→ **MATERIAL SUPPLIED**:

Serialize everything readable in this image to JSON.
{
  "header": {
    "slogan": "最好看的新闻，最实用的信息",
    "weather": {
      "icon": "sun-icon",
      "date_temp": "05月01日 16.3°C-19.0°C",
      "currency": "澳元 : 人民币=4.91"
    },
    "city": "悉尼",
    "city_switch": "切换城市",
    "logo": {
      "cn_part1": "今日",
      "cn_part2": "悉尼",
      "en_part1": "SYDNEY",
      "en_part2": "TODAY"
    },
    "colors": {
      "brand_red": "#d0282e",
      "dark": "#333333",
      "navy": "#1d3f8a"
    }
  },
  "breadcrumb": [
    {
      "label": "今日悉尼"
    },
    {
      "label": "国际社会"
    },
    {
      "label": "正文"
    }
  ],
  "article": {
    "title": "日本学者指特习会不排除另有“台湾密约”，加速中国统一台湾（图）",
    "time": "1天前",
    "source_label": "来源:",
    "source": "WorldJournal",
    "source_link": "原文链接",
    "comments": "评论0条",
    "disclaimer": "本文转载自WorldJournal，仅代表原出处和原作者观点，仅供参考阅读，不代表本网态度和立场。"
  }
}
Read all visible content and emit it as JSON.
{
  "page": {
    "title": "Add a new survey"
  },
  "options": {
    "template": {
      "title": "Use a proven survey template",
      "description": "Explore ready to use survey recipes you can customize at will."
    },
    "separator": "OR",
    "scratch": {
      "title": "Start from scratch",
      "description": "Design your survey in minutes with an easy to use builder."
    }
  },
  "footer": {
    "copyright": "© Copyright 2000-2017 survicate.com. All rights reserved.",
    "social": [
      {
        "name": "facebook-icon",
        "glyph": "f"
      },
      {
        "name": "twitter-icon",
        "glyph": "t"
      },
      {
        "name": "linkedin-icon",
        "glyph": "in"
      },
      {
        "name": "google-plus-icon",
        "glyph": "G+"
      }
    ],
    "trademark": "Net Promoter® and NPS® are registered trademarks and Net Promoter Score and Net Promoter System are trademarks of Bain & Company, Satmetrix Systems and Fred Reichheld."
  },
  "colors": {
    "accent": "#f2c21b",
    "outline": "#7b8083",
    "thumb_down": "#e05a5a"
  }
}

→ **YOUR OBJECTIVE**: Across the entries above, how many lines contain "description"? Provide only the count.

→ **WRITTEN REPLY**: 2